(Stored records)
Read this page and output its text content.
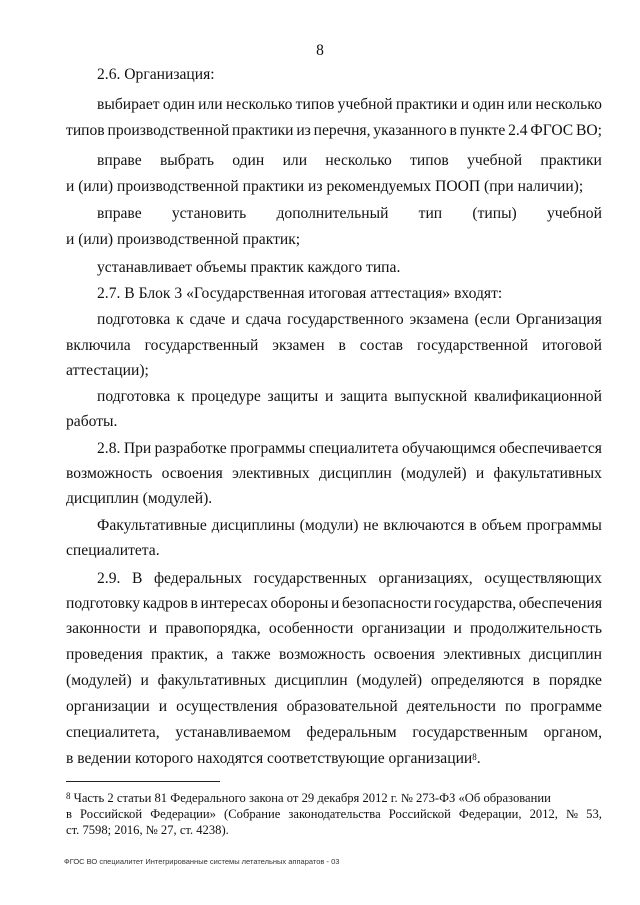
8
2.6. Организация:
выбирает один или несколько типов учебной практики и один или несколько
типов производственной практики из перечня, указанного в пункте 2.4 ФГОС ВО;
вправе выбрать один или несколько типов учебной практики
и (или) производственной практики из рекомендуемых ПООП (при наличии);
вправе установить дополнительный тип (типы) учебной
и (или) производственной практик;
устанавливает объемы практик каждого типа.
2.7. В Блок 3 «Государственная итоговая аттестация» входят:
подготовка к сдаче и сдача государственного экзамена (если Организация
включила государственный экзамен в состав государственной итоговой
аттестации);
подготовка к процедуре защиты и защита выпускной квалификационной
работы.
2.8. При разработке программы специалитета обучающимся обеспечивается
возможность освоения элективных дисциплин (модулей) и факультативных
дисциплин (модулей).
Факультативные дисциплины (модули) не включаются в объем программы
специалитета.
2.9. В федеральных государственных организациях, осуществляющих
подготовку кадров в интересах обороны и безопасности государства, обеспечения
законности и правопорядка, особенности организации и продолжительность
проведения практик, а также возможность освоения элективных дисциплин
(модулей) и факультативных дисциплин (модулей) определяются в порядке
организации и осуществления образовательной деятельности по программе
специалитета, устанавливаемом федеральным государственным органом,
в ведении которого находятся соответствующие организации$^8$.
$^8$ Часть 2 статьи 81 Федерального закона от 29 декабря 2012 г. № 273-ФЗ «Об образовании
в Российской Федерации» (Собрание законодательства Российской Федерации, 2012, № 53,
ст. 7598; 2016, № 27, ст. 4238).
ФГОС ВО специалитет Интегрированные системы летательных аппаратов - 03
--
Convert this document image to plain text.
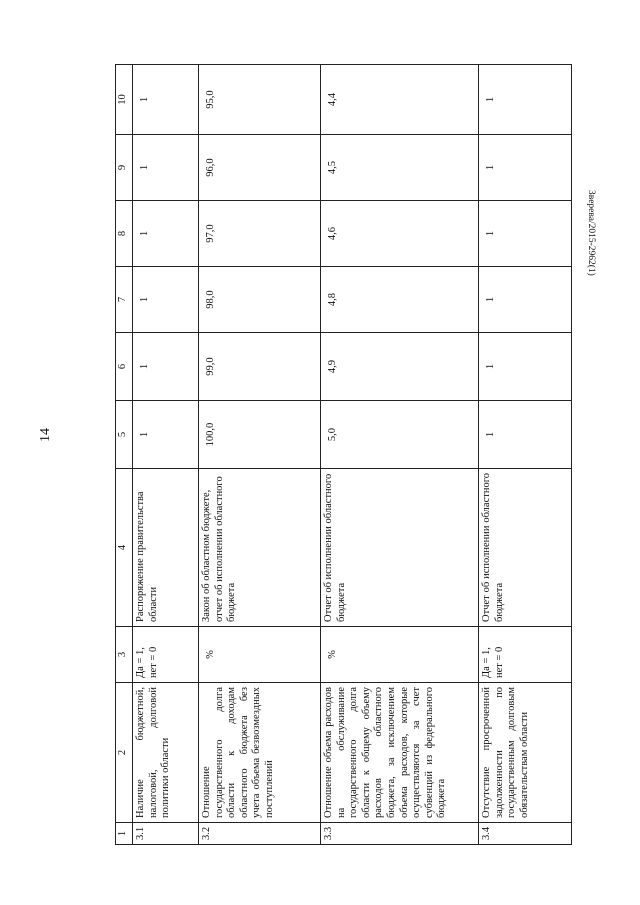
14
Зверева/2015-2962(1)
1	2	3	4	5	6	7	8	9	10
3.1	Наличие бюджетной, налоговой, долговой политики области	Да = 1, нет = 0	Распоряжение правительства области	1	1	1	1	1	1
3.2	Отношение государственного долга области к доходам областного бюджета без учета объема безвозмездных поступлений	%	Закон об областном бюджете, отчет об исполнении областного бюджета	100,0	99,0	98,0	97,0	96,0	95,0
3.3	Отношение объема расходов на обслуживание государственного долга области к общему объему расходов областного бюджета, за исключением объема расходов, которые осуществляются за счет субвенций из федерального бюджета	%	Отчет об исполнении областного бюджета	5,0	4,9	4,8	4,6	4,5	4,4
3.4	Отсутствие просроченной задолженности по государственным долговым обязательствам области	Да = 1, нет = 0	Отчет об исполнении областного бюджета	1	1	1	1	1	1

#### THE REQUEST:
In the records above, how many lines include "элективных"? Give that number and nothing more.

#### WORKED SOLUTION:
2